- MATERIAL PROVIDED -
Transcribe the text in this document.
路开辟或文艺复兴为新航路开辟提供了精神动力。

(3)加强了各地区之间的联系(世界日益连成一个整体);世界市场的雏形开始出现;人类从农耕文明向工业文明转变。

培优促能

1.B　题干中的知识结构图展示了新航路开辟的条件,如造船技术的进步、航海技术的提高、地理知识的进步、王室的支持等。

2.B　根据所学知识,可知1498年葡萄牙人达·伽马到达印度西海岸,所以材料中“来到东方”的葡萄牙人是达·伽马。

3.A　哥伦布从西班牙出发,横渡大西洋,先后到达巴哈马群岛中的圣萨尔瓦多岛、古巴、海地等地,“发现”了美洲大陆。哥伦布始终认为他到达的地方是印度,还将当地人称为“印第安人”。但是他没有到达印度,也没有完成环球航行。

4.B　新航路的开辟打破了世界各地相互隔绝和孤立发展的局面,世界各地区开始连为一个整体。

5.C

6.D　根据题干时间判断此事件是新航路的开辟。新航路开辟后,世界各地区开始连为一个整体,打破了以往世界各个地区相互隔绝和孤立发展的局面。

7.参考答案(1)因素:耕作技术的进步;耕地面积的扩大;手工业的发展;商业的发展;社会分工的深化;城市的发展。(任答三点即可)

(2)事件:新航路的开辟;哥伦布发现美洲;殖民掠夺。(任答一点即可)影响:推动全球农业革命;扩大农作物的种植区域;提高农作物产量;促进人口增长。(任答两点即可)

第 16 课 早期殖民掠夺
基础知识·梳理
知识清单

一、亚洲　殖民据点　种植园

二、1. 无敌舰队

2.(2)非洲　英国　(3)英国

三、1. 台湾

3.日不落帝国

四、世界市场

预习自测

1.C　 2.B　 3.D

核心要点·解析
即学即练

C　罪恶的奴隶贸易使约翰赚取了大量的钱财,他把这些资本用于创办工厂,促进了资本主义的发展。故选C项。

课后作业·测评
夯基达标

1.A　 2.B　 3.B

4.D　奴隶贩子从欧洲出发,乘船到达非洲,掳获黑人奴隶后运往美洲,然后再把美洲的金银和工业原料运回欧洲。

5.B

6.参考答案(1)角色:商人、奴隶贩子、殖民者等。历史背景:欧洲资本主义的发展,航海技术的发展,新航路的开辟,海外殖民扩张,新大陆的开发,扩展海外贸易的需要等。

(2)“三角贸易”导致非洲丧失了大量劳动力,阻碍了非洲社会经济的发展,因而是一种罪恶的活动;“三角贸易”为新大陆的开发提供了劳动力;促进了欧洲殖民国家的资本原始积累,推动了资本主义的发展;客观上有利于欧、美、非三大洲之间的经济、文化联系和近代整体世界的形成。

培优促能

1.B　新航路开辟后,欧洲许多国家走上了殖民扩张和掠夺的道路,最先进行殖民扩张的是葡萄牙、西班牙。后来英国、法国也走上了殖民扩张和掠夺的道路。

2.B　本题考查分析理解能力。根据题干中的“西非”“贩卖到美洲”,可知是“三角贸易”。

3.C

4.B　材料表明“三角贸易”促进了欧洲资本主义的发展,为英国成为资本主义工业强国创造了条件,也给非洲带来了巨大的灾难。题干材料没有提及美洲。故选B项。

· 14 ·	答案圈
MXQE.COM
---
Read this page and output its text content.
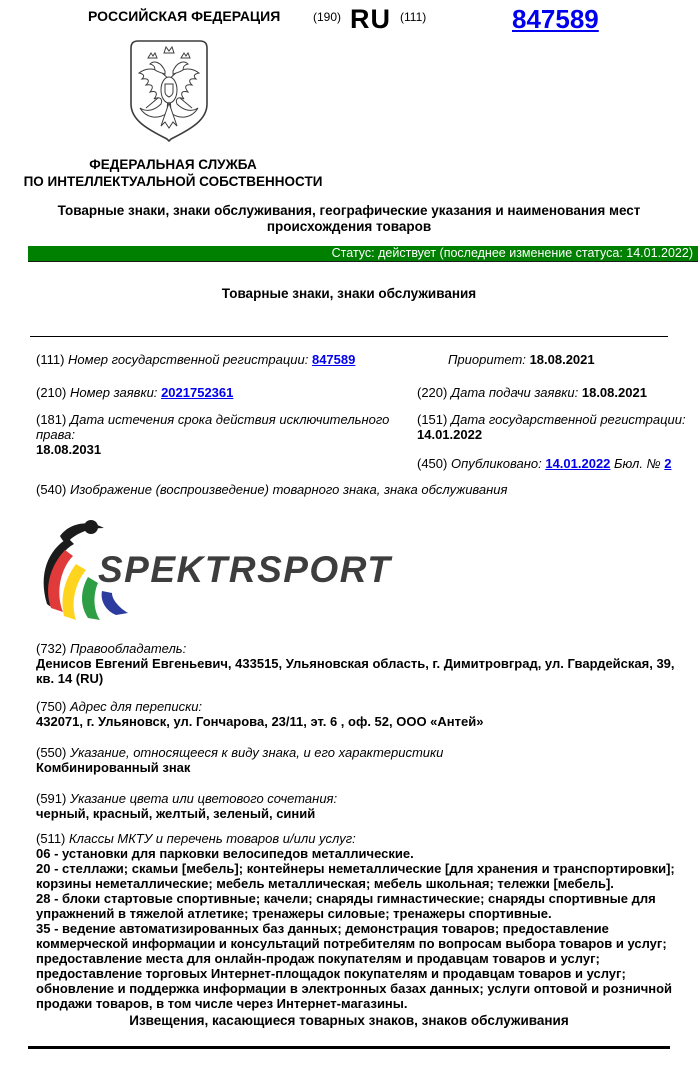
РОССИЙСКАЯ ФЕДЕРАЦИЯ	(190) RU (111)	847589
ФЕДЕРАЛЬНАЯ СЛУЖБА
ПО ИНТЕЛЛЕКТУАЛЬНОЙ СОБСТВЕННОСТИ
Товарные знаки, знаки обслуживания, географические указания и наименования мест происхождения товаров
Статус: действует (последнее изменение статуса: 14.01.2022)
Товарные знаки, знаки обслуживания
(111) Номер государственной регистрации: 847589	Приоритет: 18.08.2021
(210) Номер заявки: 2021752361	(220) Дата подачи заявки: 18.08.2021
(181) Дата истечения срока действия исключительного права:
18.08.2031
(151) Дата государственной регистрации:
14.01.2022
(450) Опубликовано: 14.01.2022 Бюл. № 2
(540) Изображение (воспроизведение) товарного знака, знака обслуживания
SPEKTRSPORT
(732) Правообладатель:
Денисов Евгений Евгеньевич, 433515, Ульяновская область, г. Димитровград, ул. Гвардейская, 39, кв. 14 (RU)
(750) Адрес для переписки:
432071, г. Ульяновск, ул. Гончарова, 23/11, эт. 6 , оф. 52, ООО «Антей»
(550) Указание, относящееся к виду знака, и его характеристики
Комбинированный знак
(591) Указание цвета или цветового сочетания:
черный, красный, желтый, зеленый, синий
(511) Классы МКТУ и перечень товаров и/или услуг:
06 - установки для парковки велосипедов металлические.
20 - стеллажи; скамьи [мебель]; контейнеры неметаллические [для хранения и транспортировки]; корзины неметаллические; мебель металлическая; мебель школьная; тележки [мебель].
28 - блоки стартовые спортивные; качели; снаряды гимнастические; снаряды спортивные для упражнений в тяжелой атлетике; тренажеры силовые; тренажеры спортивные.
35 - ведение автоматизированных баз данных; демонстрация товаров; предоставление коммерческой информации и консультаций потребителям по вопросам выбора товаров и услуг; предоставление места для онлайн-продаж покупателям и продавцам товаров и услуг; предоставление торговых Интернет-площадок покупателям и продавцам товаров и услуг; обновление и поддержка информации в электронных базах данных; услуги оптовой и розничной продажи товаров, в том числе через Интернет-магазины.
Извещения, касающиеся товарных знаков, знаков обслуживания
--
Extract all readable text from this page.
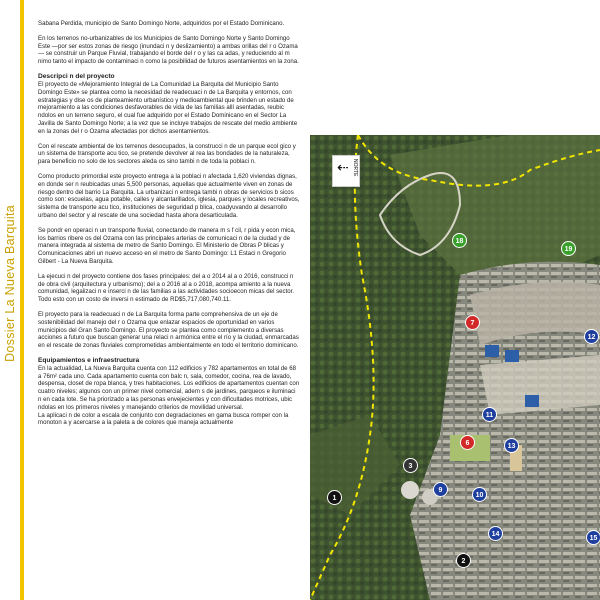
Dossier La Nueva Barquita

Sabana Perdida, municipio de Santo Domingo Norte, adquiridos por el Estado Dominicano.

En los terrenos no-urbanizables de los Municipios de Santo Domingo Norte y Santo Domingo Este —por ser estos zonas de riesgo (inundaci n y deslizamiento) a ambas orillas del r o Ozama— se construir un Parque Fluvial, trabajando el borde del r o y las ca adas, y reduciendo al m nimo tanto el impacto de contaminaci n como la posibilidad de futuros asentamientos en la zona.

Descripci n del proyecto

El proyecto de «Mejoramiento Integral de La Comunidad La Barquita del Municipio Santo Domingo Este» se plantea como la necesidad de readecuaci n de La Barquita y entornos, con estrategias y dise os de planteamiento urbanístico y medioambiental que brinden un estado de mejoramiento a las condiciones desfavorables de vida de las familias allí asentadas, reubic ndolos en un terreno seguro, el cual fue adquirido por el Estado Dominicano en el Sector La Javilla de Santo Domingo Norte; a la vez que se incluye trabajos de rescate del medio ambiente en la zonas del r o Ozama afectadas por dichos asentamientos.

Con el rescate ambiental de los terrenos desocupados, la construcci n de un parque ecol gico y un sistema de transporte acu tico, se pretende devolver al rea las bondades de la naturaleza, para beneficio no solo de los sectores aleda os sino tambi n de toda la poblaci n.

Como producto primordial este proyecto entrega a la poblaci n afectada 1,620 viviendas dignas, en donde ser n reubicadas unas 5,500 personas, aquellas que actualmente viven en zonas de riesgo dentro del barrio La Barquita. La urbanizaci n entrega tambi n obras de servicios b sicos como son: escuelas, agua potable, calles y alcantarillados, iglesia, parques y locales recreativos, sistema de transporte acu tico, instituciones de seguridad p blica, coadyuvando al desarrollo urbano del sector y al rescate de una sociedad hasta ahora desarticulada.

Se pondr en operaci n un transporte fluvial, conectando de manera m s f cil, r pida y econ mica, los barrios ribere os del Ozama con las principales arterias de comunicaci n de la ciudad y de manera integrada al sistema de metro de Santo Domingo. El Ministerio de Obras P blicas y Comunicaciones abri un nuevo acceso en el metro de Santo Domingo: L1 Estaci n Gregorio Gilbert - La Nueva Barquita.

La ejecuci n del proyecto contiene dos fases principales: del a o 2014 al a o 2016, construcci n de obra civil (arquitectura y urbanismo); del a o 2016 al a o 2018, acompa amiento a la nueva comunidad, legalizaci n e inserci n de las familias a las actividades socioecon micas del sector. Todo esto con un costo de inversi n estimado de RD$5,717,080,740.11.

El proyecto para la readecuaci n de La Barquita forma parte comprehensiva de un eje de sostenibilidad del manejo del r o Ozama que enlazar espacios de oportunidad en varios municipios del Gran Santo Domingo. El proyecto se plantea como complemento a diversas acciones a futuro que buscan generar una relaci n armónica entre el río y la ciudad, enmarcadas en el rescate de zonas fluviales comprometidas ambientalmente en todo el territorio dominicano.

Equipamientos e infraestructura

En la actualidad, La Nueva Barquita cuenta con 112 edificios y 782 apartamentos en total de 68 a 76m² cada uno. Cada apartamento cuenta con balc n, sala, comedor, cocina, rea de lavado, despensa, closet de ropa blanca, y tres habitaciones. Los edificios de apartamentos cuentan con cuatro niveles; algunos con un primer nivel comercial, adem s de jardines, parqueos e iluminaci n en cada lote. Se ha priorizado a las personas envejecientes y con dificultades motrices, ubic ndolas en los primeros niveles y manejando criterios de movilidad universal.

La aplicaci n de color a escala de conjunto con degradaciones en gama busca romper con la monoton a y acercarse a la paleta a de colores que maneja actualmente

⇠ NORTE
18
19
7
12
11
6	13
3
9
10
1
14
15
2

- EXERCISE -
Say how many lines in the records above hold "三角贸易", and give no other text.

- COMPLETE OUTPUT -
3